*Task statement*: Transcribe the data in full and exactly, omitting any pictures.

*Entries provided*:
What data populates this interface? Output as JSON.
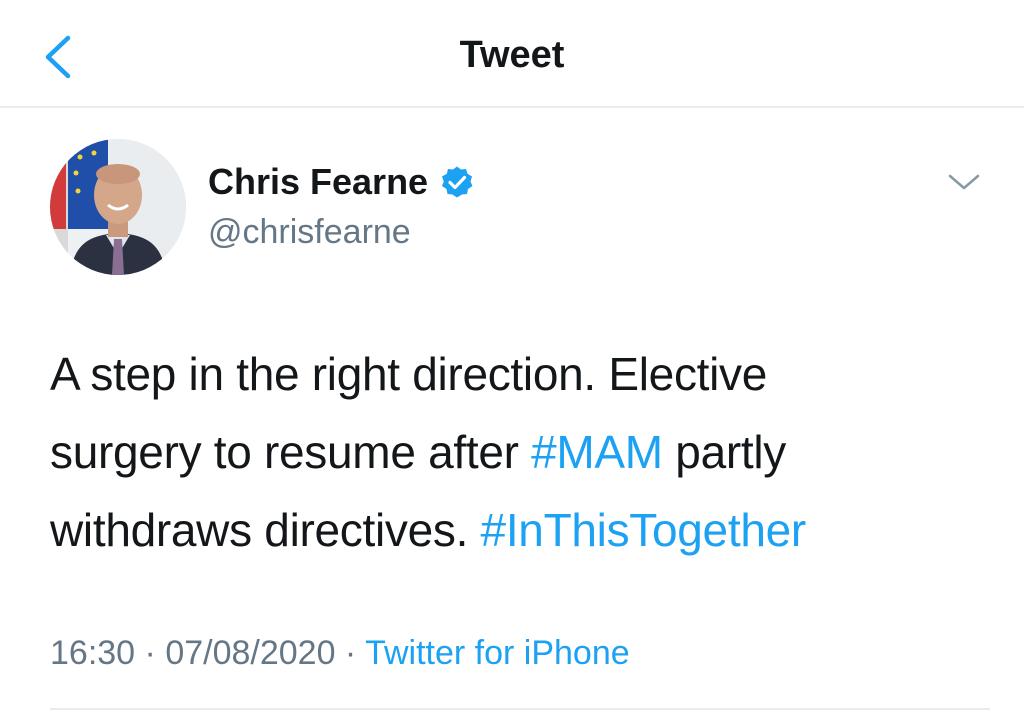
{
  "header": {
    "title": "Tweet",
    "back_icon": "chevron-left-icon"
  },
  "author": {
    "name": "Chris Fearne",
    "handle": "@chrisfearne",
    "verified": true,
    "verified_icon": "verified-badge-icon",
    "menu_icon": "chevron-down-icon"
  },
  "tweet": {
    "line1": "A step in the right direction. Elective",
    "line2_pre": "surgery to resume after ",
    "hashtag1": "#MAM",
    "line2_post": " partly",
    "line3_pre": "withdraws directives. ",
    "hashtag2": "#InThisTogether"
  },
  "meta": {
    "time": "16:30",
    "date": "07/08/2020",
    "source": "Twitter for iPhone"
  },
  "colors": {
    "link": "#1da1f2",
    "text": "#14171a",
    "secondary": "#657786",
    "divider": "#e6ecf0"
  }
}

*Worked answer*:
What data populates this interface? Output as JSON.
{
  "header": {
    "title": "Tweet",
    "back_icon": "chevron-left-icon"
  },
  "author": {
    "name": "Chris Fearne",
    "handle": "@chrisfearne",
    "verified": true,
    "verified_icon": "verified-badge-icon",
    "menu_icon": "chevron-down-icon"
  },
  "tweet": {
    "line1": "A step in the right direction. Elective",
    "line2_pre": "surgery to resume after ",
    "hashtag1": "#MAM",
    "line2_post": " partly",
    "line3_pre": "withdraws directives. ",
    "hashtag2": "#InThisTogether"
  },
  "meta": {
    "time": "16:30",
    "date": "07/08/2020",
    "source": "Twitter for iPhone"
  },
  "colors": {
    "link": "#1da1f2",
    "text": "#14171a",
    "secondary": "#657786",
    "divider": "#e6ecf0"
  }
}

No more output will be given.